▶ [PROMPT]:
Your task is to extract every line from the material below exactly.

[Extracted data entries]

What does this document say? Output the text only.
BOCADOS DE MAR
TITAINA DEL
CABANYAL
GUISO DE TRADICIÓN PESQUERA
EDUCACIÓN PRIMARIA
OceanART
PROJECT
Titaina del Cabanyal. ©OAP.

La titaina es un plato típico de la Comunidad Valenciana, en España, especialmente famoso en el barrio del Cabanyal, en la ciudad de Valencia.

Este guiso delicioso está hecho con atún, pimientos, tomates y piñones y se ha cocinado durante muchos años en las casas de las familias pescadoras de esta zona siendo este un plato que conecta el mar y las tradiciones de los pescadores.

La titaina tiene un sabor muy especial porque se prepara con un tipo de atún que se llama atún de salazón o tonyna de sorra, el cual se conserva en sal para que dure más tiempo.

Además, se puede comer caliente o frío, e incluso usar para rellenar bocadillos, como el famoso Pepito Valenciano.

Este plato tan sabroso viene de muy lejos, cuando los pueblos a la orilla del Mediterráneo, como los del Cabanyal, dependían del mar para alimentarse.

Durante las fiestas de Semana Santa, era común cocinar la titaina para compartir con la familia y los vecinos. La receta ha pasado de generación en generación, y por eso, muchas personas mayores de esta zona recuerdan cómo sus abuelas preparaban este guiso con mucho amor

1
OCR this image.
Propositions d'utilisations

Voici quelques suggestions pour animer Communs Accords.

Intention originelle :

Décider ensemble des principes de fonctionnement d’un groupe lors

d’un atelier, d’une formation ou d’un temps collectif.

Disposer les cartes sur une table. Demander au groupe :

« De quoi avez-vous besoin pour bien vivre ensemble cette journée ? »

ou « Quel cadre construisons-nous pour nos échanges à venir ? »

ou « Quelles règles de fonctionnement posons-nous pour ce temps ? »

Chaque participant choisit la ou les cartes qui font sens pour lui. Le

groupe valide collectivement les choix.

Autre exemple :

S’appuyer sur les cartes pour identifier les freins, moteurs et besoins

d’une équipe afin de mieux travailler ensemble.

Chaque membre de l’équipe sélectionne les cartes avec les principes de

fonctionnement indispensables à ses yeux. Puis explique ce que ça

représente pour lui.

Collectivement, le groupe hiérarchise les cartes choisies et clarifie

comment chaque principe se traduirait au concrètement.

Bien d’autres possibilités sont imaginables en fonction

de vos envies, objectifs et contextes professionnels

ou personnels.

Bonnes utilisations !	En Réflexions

▶ [FINISHED EXERCISE]:
What does this document say? Output the text only.
BOCADOS DE MAR
TITAINA DEL
CABANYAL
GUISO DE TRADICIÓN PESQUERA
EDUCACIÓN PRIMARIA
OceanART
PROJECT
Titaina del Cabanyal. ©OAP.

La titaina es un plato típico de la Comunidad Valenciana, en España, especialmente famoso en el barrio del Cabanyal, en la ciudad de Valencia.

Este guiso delicioso está hecho con atún, pimientos, tomates y piñones y se ha cocinado durante muchos años en las casas de las familias pescadoras de esta zona siendo este un plato que conecta el mar y las tradiciones de los pescadores.

La titaina tiene un sabor muy especial porque se prepara con un tipo de atún que se llama atún de salazón o tonyna de sorra, el cual se conserva en sal para que dure más tiempo.

Además, se puede comer caliente o frío, e incluso usar para rellenar bocadillos, como el famoso Pepito Valenciano.

Este plato tan sabroso viene de muy lejos, cuando los pueblos a la orilla del Mediterráneo, como los del Cabanyal, dependían del mar para alimentarse.

Durante las fiestas de Semana Santa, era común cocinar la titaina para compartir con la familia y los vecinos. La receta ha pasado de generación en generación, y por eso, muchas personas mayores de esta zona recuerdan cómo sus abuelas preparaban este guiso con mucho amor

1
OCR this image.
Propositions d'utilisations

Voici quelques suggestions pour animer Communs Accords.

Intention originelle :

Décider ensemble des principes de fonctionnement d’un groupe lors

d’un atelier, d’une formation ou d’un temps collectif.

Disposer les cartes sur une table. Demander au groupe :

« De quoi avez-vous besoin pour bien vivre ensemble cette journée ? »

ou « Quel cadre construisons-nous pour nos échanges à venir ? »

ou « Quelles règles de fonctionnement posons-nous pour ce temps ? »

Chaque participant choisit la ou les cartes qui font sens pour lui. Le

groupe valide collectivement les choix.

Autre exemple :

S’appuyer sur les cartes pour identifier les freins, moteurs et besoins

d’une équipe afin de mieux travailler ensemble.

Chaque membre de l’équipe sélectionne les cartes avec les principes de

fonctionnement indispensables à ses yeux. Puis explique ce que ça

représente pour lui.

Collectivement, le groupe hiérarchise les cartes choisies et clarifie

comment chaque principe se traduirait au concrètement.

Bien d’autres possibilités sont imaginables en fonction

de vos envies, objectifs et contextes professionnels

ou personnels.

Bonnes utilisations !	En Réflexions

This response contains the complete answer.